[Challenge]:
Every record must be repeated exactly; omit any pictures they contain.

[Exercise material]:
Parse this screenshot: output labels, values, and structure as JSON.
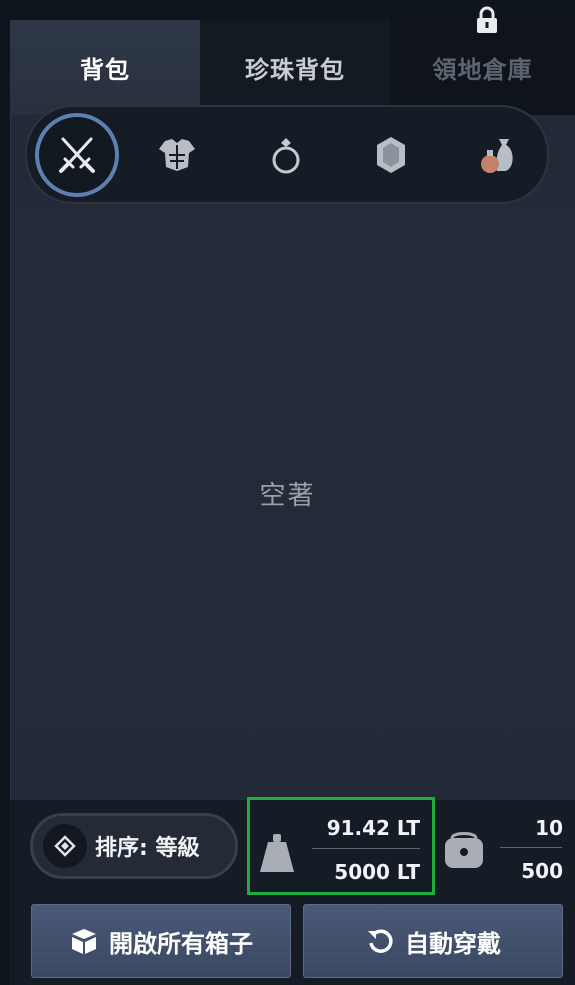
{
  "tabs": [
    {
      "label": "背包",
      "state": "active"
    },
    {
      "label": "珍珠背包",
      "state": "normal"
    },
    {
      "label": "領地倉庫",
      "state": "locked"
    }
  ],
  "categories": [
    {
      "icon": "crossed-swords-icon",
      "selected": true
    },
    {
      "icon": "armor-icon",
      "selected": false
    },
    {
      "icon": "ring-icon",
      "selected": false
    },
    {
      "icon": "gem-icon",
      "selected": false
    },
    {
      "icon": "potion-bag-icon",
      "selected": false
    }
  ],
  "empty_text": "空著",
  "sort": {
    "label": "排序: 等級"
  },
  "weight": {
    "current": "91.42 LT",
    "max": "5000 LT",
    "highlight_color": "#1fae3e"
  },
  "slots": {
    "current": "10",
    "max": "500"
  },
  "buttons": {
    "open_all": "開啟所有箱子",
    "auto_equip": "自動穿戴"
  },
  "colors": {
    "accent_ring": "#5f7fb2",
    "button": "#44526e"
  }
}
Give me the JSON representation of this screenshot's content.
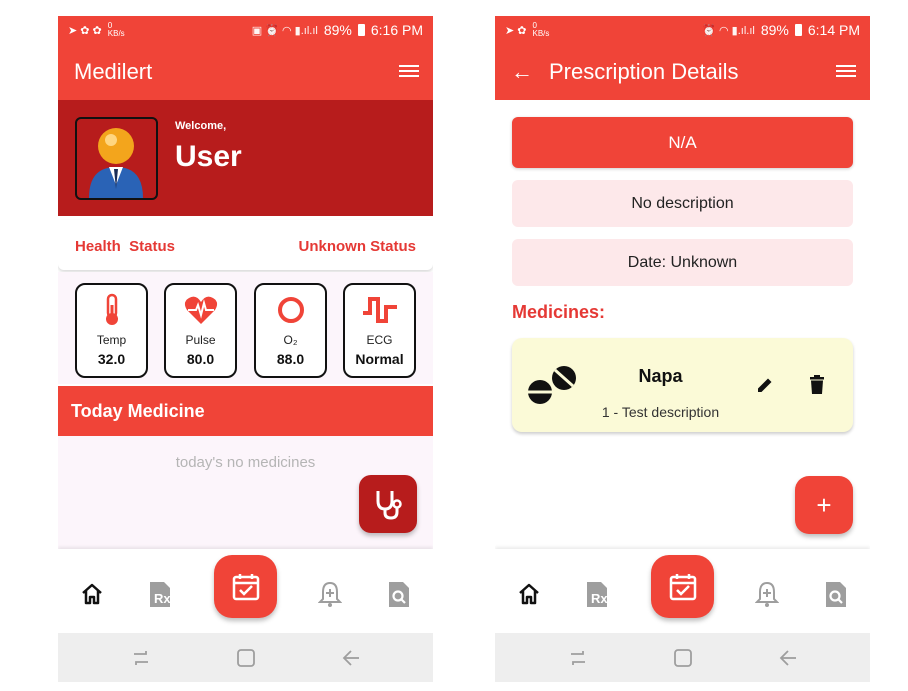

[Response]:
Parse this screenshot: output labels, values, and structure as JSON.
{
  "tabs": [
    {
      "label": "背包",
      "state": "active"
    },
    {
      "label": "珍珠背包",
      "state": "normal"
    },
    {
      "label": "領地倉庫",
      "state": "locked"
    }
  ],
  "categories": [
    {
      "icon": "crossed-swords-icon",
      "selected": true
    },
    {
      "icon": "armor-icon",
      "selected": false
    },
    {
      "icon": "ring-icon",
      "selected": false
    },
    {
      "icon": "gem-icon",
      "selected": false
    },
    {
      "icon": "potion-bag-icon",
      "selected": false
    }
  ],
  "empty_text": "空著",
  "sort": {
    "label": "排序: 等級"
  },
  "weight": {
    "current": "91.42 LT",
    "max": "5000 LT",
    "highlight_color": "#1fae3e"
  },
  "slots": {
    "current": "10",
    "max": "500"
  },
  "buttons": {
    "open_all": "開啟所有箱子",
    "auto_equip": "自動穿戴"
  },
  "colors": {
    "accent_ring": "#5f7fb2",
    "button": "#44526e"
  }
}
Give me the JSON representation of this screenshot's content.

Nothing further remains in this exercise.